- INSTRUCTIONS TO FOLLOW -
Return all lines below containing the word "버섯야채죽".

- DATA SECTION -
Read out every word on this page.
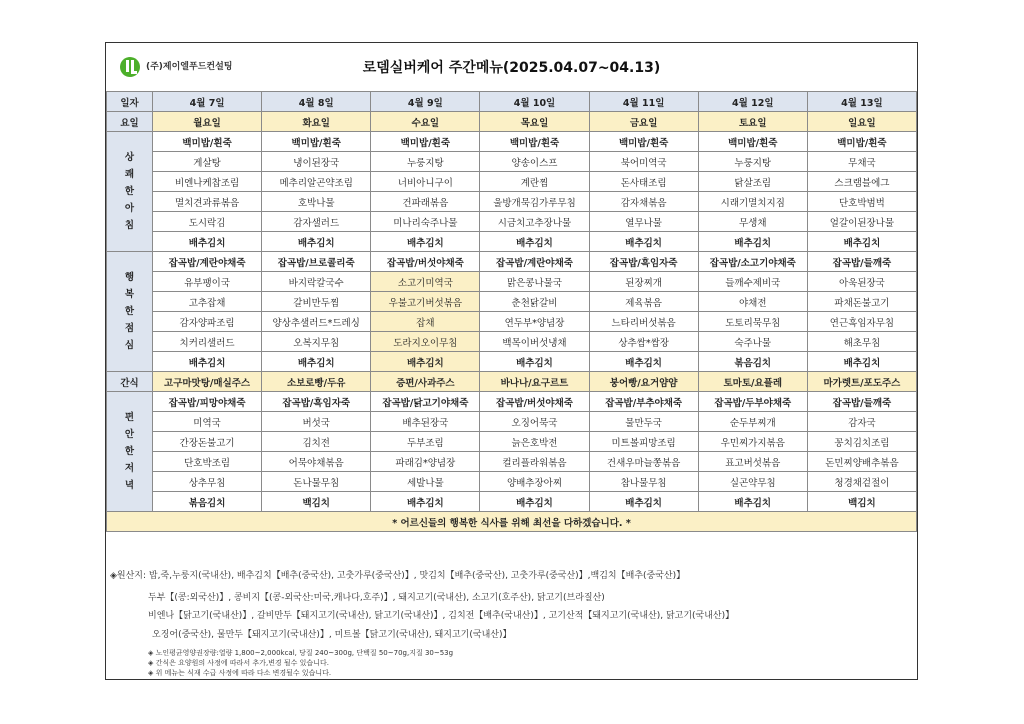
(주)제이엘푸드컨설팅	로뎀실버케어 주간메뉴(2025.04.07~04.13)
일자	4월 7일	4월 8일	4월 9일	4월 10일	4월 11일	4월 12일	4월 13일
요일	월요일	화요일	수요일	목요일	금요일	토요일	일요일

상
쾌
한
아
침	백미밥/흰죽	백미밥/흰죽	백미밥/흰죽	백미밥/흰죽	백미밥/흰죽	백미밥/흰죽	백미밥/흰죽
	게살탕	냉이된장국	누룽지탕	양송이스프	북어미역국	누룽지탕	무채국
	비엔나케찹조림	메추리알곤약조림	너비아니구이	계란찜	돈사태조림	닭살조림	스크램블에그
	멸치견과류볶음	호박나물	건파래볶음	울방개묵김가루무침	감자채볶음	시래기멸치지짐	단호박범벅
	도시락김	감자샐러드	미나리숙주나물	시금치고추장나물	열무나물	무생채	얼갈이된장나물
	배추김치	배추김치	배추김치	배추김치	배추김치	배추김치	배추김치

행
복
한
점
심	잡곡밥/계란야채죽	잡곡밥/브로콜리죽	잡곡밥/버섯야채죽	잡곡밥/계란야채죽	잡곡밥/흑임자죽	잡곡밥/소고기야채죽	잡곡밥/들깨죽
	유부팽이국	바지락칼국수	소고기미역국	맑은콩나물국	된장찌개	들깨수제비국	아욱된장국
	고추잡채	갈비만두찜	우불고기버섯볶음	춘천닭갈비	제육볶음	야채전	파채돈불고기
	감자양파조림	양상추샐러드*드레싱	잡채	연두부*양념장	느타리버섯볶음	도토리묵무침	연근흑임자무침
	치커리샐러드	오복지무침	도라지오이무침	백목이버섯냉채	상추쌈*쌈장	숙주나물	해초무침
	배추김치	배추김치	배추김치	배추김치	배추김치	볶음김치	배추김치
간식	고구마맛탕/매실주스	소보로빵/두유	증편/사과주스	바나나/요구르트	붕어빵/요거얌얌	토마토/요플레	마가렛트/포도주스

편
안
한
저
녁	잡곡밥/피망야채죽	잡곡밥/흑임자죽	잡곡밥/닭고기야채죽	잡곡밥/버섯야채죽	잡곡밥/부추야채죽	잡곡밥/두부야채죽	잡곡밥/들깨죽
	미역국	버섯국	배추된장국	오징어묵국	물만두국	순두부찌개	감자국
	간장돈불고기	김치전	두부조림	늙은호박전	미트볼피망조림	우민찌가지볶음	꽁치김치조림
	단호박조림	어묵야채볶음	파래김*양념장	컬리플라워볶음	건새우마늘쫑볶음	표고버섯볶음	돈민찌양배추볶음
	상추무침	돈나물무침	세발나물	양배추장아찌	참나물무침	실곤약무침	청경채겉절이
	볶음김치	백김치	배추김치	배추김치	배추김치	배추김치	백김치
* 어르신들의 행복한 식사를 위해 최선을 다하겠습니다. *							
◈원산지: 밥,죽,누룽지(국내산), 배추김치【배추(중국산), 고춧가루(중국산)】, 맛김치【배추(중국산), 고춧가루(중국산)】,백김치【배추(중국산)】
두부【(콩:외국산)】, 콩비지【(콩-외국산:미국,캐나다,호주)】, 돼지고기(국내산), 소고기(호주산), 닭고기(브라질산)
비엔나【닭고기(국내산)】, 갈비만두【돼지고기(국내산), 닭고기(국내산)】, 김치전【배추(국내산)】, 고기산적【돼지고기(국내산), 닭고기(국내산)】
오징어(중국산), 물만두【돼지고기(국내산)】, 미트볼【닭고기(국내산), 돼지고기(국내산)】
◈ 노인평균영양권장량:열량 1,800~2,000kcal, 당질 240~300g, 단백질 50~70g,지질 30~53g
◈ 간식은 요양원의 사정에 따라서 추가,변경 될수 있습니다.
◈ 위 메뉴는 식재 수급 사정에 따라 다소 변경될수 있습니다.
...
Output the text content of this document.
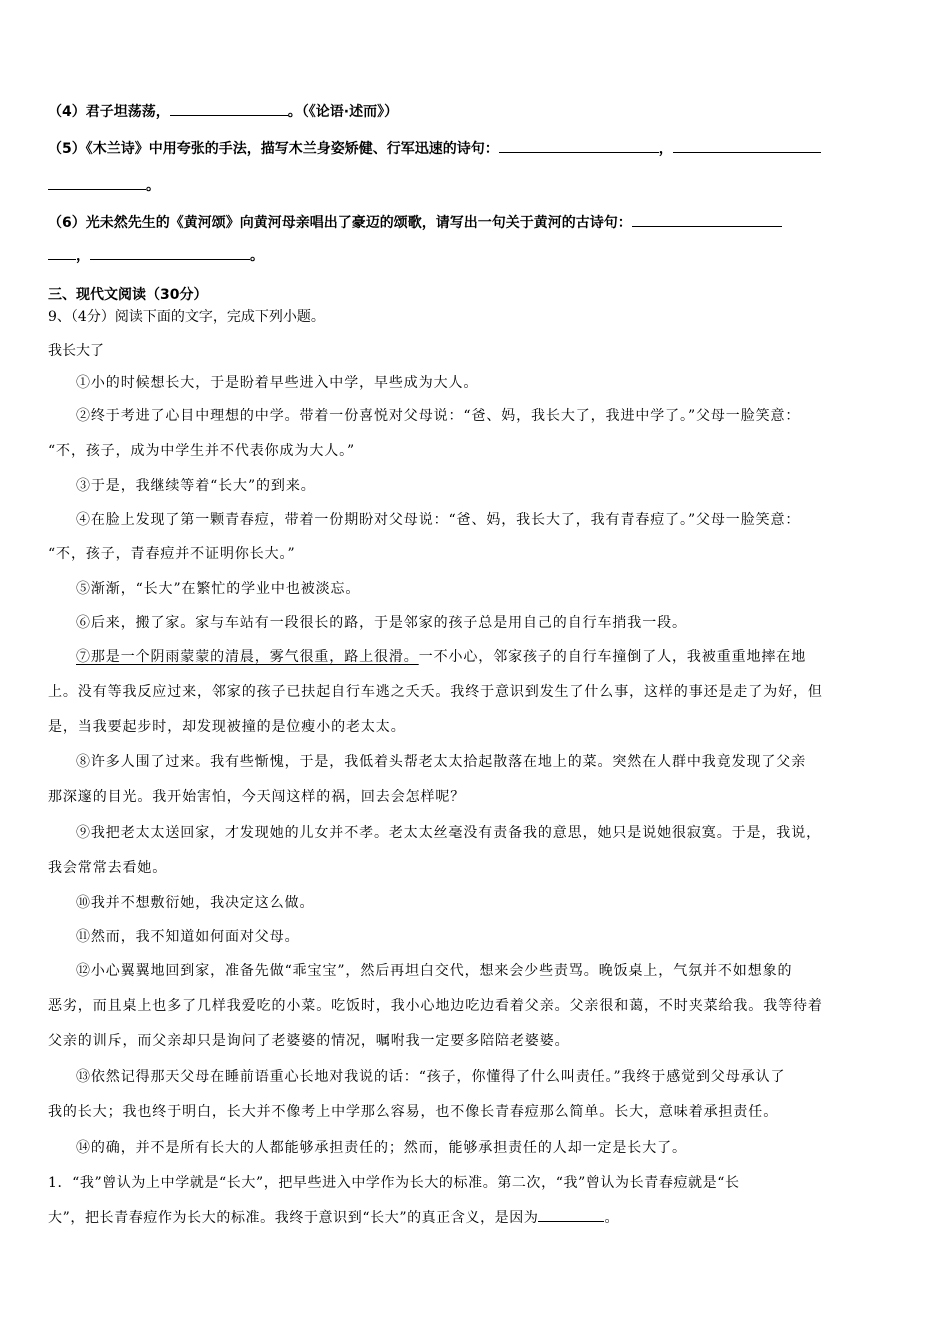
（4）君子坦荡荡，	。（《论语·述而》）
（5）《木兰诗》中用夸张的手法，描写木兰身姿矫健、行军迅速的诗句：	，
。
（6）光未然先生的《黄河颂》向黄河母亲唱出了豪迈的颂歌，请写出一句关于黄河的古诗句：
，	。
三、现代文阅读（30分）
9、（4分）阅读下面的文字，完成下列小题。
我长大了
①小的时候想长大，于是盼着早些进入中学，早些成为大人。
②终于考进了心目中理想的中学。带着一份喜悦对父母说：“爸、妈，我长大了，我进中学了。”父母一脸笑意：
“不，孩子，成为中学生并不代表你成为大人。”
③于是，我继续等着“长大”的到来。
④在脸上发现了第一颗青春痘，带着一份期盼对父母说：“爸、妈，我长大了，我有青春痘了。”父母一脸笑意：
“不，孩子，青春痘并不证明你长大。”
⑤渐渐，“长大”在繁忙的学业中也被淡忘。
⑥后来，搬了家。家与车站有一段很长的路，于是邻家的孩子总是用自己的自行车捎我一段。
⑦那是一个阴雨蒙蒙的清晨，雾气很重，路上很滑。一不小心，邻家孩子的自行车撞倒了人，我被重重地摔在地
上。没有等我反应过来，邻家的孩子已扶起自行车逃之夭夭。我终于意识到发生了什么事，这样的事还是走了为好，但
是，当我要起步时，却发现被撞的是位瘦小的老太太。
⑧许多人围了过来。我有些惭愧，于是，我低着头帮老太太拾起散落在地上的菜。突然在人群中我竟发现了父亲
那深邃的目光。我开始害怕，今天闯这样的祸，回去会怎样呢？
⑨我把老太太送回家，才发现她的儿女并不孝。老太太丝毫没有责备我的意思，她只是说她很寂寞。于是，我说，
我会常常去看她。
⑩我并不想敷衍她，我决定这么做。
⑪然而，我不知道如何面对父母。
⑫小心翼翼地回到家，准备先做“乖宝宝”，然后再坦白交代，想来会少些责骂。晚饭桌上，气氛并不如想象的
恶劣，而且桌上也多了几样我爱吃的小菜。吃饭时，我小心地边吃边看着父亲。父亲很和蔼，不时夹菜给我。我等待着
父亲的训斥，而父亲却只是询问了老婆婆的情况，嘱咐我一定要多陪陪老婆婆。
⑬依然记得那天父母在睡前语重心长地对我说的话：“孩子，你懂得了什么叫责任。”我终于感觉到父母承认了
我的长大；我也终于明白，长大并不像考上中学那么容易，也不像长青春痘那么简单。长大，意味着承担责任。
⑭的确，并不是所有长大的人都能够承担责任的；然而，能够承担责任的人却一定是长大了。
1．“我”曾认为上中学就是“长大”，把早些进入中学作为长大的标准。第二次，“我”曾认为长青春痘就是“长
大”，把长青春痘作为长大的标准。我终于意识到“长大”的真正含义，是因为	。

- ANSWER BELOW -
심	잡곡밥/계란야채죽	잡곡밥/브로콜리죽	잡곡밥/버섯야채죽	잡곡밥/계란야채죽	잡곡밥/흑임자죽	잡곡밥/소고기야채죽	잡곡밥/들깨죽
녁	잡곡밥/피망야채죽	잡곡밥/흑임자죽	잡곡밥/닭고기야채죽	잡곡밥/버섯야채죽	잡곡밥/부추야채죽	잡곡밥/두부야채죽	잡곡밥/들깨죽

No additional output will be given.